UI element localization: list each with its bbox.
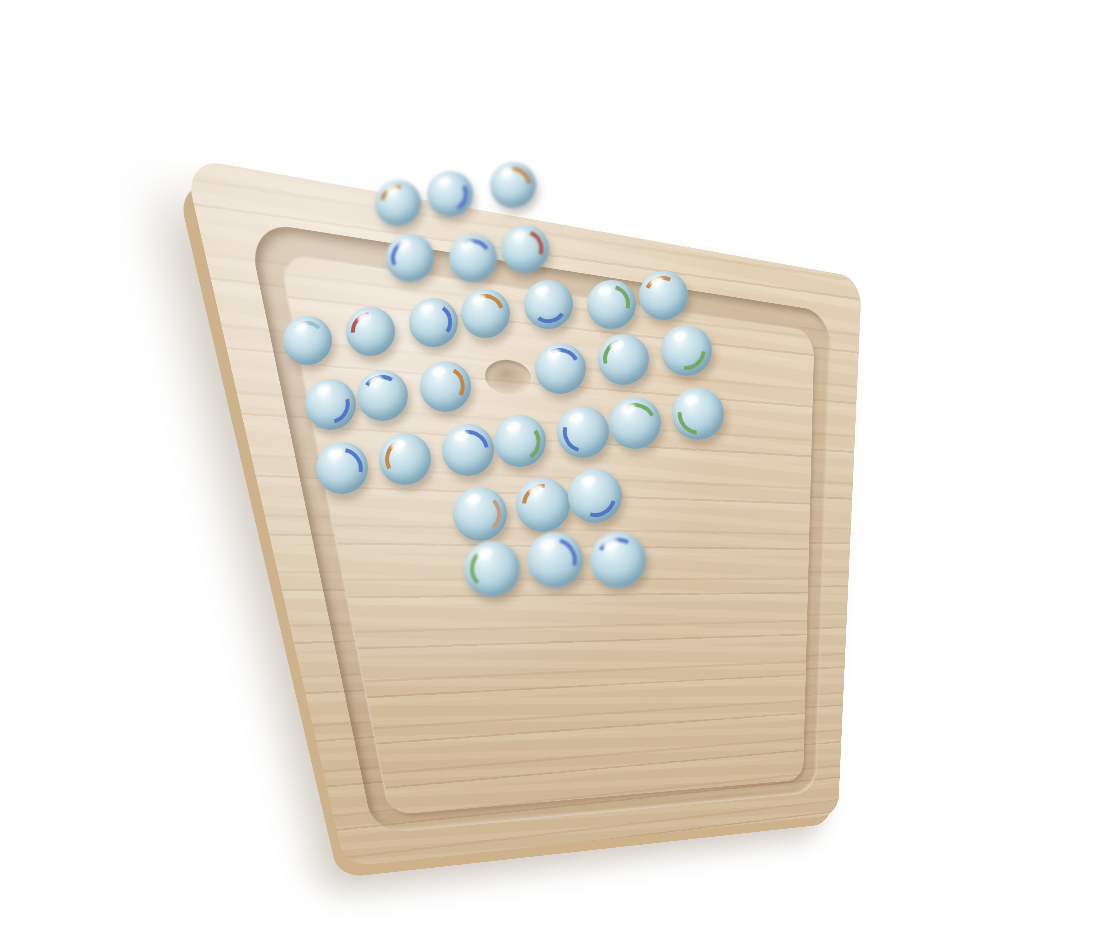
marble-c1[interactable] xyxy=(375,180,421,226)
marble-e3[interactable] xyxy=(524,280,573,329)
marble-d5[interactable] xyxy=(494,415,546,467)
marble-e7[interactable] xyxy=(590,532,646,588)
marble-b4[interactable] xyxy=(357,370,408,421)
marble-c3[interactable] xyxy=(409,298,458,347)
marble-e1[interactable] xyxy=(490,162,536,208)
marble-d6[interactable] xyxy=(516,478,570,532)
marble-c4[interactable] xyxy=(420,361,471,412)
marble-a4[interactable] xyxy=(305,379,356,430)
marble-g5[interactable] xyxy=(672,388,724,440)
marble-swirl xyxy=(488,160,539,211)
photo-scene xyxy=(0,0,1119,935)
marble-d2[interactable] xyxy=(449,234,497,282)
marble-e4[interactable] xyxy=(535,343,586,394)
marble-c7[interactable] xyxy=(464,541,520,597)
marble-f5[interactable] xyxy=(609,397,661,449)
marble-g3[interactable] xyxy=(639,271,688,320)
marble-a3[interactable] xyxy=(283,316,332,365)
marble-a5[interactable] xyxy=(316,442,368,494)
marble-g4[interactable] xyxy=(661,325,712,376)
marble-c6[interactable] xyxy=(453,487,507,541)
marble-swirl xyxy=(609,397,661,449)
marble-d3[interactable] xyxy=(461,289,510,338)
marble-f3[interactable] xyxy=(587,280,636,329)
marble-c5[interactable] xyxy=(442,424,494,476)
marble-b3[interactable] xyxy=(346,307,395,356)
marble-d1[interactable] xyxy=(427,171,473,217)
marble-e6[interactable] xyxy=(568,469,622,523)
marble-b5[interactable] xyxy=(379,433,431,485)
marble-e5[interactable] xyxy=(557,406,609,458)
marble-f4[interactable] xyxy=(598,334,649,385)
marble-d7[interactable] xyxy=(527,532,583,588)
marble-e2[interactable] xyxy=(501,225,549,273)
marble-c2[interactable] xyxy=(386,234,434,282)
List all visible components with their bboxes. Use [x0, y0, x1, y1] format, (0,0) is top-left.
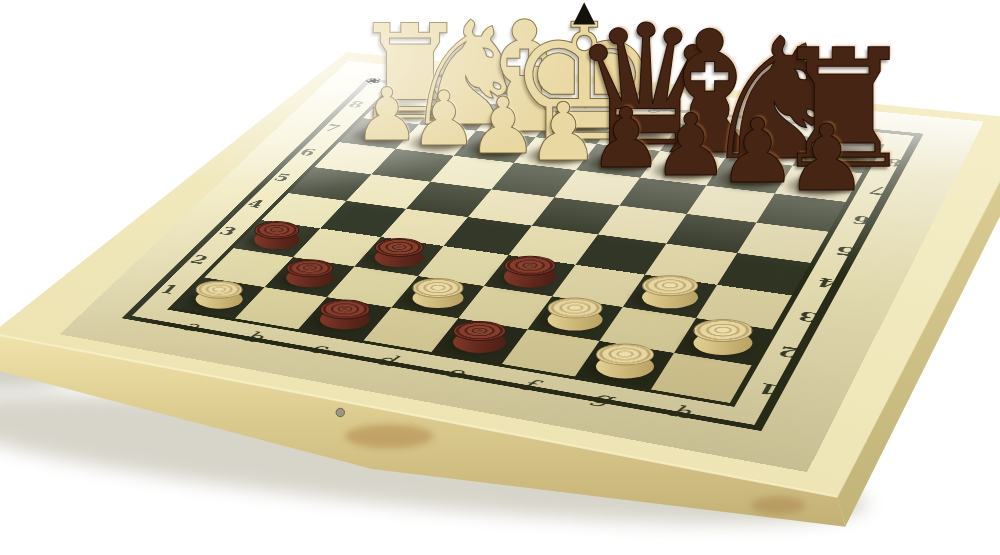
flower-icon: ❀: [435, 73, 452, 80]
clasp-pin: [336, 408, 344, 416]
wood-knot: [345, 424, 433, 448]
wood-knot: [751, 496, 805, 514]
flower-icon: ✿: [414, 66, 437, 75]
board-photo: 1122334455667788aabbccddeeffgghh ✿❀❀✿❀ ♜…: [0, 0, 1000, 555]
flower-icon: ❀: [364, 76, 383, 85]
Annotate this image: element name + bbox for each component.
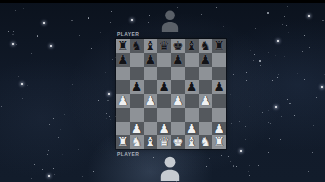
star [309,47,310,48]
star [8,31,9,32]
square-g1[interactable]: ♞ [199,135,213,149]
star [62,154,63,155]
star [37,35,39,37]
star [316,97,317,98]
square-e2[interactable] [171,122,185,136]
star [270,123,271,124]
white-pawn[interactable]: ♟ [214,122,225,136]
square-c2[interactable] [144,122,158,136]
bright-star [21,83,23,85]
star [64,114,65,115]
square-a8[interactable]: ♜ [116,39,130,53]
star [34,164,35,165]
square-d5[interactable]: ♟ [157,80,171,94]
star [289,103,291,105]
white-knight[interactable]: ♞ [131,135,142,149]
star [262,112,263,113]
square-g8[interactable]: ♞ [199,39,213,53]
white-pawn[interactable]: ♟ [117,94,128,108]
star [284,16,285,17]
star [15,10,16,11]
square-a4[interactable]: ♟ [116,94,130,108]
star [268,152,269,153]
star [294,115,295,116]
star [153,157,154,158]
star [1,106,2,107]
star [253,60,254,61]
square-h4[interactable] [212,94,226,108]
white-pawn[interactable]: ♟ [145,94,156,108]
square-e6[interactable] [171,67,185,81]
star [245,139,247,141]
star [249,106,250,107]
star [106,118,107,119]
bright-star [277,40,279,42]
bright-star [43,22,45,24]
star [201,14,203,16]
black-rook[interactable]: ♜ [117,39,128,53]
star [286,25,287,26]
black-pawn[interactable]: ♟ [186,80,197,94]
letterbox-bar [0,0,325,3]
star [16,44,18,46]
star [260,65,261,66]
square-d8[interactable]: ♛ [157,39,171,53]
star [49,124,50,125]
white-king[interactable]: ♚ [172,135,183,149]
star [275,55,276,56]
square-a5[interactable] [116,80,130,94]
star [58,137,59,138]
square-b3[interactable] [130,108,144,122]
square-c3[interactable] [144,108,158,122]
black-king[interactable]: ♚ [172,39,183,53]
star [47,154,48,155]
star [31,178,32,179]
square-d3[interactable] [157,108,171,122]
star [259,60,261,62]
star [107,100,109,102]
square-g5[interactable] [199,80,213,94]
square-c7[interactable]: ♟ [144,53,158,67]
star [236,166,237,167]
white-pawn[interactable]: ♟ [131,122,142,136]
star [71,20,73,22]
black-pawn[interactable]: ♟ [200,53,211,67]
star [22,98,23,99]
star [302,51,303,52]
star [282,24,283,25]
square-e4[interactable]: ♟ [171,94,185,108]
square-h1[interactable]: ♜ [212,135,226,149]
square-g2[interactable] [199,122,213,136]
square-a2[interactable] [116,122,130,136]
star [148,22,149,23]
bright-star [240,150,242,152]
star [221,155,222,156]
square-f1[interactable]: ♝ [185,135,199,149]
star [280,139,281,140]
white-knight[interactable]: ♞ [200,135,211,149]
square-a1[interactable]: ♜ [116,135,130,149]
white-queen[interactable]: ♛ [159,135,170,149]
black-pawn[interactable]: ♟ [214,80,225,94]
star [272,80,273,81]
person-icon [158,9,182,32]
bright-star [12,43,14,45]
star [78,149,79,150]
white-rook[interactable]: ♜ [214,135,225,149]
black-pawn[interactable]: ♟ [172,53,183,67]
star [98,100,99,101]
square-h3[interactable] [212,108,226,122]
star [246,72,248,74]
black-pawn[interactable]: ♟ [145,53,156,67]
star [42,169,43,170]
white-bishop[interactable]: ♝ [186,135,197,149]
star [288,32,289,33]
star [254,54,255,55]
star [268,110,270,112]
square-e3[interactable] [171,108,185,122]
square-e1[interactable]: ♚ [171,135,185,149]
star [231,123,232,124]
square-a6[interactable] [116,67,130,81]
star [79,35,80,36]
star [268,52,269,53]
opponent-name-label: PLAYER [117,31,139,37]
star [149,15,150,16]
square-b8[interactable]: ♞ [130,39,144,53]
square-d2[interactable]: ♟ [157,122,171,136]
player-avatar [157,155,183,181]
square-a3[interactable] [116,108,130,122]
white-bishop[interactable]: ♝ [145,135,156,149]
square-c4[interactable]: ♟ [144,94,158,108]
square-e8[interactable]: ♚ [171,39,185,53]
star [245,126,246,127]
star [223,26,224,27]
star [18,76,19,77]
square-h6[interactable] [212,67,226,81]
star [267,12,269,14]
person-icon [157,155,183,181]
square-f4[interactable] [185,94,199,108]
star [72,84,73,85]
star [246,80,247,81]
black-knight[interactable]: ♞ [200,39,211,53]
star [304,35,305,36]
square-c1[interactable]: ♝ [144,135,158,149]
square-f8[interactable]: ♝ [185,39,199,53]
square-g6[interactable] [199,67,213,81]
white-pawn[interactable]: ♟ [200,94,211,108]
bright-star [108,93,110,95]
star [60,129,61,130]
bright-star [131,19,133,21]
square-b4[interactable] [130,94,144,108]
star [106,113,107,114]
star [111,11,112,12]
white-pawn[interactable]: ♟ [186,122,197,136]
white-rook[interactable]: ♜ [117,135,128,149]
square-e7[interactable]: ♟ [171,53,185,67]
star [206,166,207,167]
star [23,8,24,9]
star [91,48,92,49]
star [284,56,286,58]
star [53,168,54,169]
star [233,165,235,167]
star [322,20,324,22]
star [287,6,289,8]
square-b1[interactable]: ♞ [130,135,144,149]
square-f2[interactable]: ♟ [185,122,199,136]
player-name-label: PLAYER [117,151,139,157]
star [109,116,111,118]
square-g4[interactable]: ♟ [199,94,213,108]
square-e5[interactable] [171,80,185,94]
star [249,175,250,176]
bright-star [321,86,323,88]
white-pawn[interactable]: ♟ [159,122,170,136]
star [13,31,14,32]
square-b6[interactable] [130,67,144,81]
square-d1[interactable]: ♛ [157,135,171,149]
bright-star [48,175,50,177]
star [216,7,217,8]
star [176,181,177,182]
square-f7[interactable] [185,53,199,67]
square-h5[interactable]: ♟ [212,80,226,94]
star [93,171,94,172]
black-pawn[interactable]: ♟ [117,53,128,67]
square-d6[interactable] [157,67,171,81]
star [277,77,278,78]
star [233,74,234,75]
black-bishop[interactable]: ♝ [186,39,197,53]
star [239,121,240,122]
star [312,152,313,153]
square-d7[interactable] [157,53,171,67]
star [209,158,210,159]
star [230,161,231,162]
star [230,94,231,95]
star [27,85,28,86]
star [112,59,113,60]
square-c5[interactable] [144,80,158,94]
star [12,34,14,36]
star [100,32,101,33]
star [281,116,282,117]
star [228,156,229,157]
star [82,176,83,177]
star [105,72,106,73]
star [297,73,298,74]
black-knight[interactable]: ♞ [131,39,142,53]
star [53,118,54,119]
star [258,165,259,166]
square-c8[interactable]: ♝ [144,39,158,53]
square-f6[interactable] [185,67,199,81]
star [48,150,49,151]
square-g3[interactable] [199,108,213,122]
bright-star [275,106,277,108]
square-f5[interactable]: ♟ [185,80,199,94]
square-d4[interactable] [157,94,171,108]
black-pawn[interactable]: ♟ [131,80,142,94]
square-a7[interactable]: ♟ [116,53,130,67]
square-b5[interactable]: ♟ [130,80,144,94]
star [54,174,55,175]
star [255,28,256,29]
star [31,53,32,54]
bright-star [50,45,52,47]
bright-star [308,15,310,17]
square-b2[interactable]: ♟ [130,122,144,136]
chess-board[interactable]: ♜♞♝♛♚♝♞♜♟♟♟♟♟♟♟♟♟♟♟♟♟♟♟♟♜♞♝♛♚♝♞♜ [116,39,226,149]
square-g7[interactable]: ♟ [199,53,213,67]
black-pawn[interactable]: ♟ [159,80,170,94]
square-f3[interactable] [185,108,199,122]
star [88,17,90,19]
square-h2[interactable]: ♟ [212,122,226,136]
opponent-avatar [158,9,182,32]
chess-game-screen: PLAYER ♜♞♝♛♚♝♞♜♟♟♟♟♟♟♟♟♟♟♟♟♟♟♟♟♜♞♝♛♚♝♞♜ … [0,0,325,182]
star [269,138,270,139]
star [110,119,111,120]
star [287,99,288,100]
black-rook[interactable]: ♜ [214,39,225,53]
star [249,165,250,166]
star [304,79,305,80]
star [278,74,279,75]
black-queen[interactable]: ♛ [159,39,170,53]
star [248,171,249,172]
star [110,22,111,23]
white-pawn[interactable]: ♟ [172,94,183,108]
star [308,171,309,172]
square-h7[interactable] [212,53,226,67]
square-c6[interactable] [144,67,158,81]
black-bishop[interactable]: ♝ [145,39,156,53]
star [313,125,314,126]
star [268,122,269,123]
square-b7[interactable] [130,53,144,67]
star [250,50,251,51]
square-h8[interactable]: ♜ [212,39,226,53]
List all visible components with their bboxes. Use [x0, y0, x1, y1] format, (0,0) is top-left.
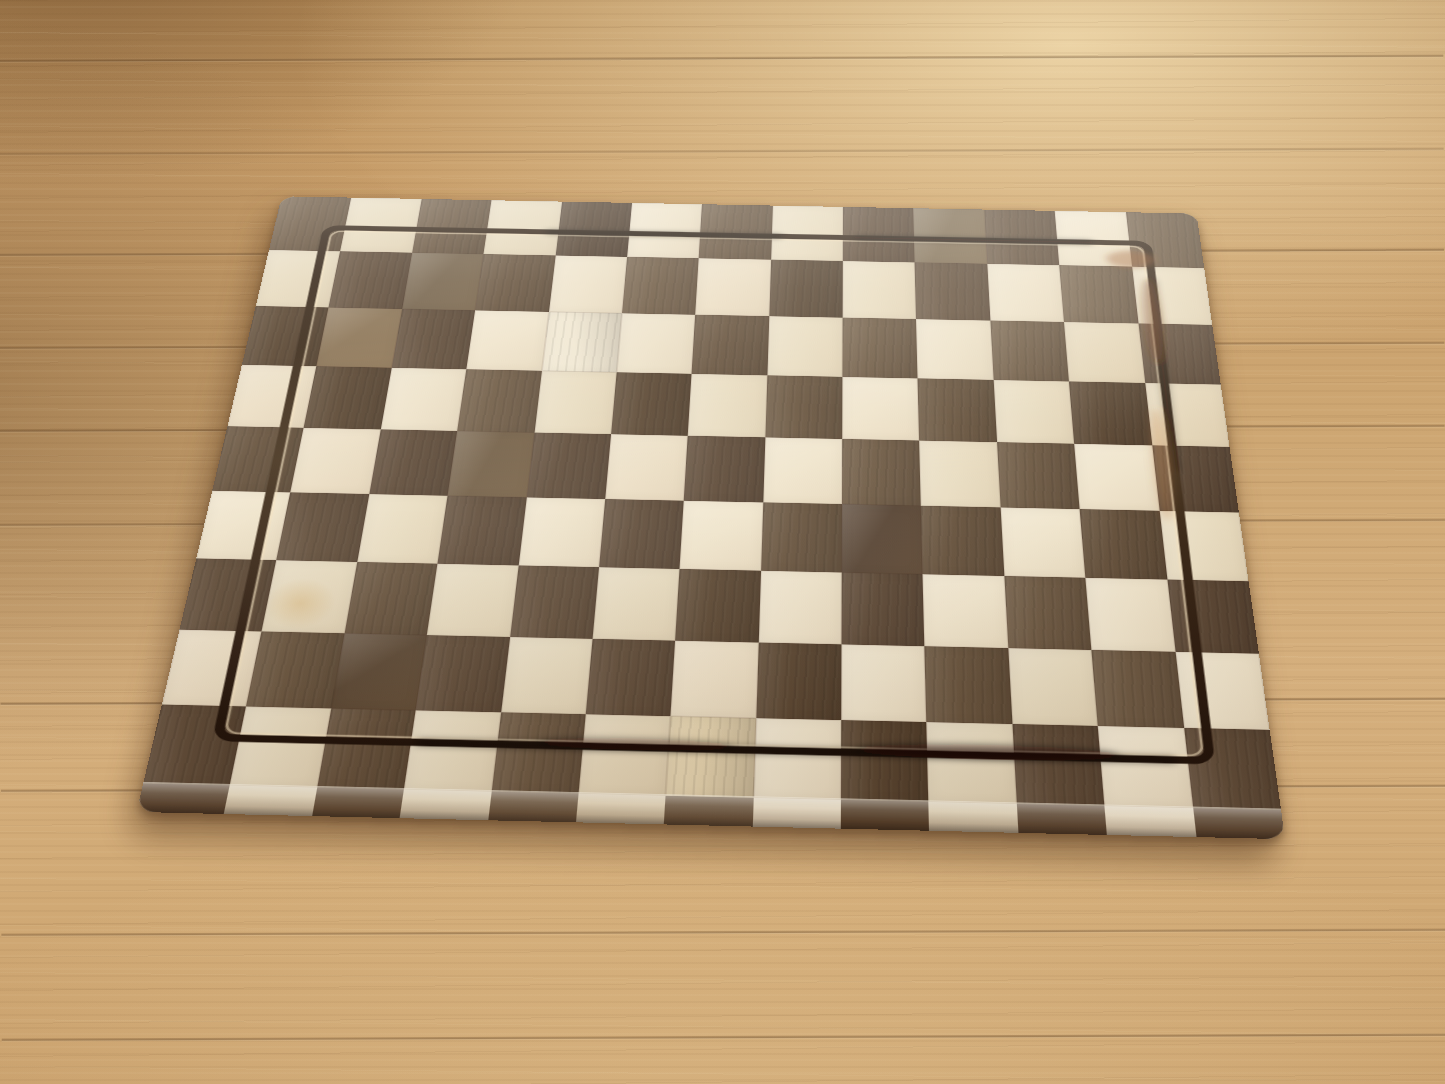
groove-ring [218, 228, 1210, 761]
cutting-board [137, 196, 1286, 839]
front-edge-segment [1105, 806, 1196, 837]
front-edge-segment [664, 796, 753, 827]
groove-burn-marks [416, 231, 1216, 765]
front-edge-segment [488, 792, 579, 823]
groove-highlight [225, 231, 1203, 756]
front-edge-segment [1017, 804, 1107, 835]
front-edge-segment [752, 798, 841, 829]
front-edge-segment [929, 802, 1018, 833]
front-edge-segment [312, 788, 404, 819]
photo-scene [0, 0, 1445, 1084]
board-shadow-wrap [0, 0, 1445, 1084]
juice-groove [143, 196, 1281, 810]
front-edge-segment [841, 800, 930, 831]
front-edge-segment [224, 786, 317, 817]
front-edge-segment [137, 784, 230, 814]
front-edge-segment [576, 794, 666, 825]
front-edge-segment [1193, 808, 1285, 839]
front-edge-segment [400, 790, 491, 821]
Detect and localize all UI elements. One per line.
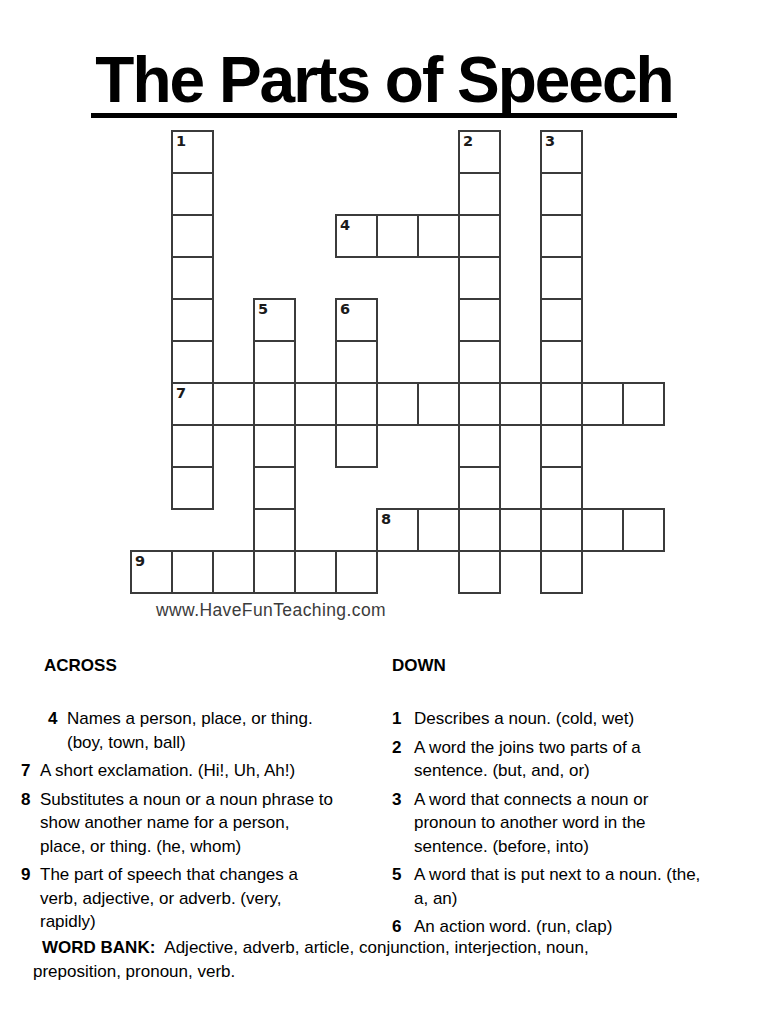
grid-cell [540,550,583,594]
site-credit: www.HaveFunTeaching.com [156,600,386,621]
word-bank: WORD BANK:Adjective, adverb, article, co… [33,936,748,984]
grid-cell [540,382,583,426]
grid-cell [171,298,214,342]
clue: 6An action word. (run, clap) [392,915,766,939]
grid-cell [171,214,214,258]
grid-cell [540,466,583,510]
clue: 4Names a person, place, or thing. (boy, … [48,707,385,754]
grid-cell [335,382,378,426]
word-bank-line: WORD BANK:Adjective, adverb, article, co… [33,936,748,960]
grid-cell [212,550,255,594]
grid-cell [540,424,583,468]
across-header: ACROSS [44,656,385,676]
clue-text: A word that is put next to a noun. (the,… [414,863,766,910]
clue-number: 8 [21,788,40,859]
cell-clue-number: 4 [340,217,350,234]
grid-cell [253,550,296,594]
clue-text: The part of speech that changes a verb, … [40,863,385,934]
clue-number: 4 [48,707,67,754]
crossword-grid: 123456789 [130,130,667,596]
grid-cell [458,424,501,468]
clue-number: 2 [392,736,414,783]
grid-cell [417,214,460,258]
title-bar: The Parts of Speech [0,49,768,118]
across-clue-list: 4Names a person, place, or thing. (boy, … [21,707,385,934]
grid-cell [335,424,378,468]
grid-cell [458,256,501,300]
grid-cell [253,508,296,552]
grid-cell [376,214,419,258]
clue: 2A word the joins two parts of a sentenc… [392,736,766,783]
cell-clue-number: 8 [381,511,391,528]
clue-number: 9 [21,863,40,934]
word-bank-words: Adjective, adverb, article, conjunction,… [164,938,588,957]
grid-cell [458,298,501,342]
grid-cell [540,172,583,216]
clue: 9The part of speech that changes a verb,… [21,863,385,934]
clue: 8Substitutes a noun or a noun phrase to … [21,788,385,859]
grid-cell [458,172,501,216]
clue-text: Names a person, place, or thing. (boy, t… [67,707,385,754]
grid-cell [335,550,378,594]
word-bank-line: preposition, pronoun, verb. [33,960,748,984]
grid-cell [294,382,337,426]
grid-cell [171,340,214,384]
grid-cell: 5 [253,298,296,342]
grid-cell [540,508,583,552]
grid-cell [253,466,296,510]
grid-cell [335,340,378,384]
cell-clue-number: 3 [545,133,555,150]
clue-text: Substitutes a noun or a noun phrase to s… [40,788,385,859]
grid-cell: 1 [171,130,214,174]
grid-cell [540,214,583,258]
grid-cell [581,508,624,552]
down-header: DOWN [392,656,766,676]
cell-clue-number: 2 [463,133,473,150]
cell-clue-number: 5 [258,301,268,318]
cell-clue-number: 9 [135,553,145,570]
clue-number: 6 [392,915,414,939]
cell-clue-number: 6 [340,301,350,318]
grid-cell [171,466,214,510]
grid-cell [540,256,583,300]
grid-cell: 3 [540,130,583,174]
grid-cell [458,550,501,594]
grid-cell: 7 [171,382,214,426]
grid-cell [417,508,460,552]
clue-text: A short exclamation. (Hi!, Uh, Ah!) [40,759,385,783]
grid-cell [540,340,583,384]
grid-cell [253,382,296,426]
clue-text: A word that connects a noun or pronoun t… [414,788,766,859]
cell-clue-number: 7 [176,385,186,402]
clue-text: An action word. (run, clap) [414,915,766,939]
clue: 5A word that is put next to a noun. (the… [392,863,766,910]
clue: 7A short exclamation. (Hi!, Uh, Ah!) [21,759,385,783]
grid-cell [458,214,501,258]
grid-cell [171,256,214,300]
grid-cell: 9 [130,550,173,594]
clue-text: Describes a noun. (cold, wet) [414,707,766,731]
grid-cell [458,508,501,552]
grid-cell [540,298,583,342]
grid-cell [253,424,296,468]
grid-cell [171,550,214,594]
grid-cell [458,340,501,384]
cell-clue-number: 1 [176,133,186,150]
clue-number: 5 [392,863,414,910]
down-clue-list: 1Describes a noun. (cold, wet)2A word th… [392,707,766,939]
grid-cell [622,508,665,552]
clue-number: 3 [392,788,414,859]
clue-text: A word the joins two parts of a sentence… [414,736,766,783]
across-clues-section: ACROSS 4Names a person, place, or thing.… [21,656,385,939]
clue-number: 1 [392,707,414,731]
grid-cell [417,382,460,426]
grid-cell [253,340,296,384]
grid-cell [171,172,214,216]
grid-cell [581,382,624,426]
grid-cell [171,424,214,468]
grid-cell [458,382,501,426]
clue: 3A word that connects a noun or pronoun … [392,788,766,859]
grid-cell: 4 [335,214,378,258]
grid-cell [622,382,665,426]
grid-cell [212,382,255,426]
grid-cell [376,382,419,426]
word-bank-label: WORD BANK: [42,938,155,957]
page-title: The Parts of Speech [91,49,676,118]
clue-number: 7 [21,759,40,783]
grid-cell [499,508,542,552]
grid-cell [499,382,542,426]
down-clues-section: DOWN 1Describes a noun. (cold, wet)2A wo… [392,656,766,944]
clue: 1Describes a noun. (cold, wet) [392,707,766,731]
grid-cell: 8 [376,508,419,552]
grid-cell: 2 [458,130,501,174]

- - - - - - -

Count the lines in the rows above that contain the string "section", and reply with that number alone.

» **Solution**
2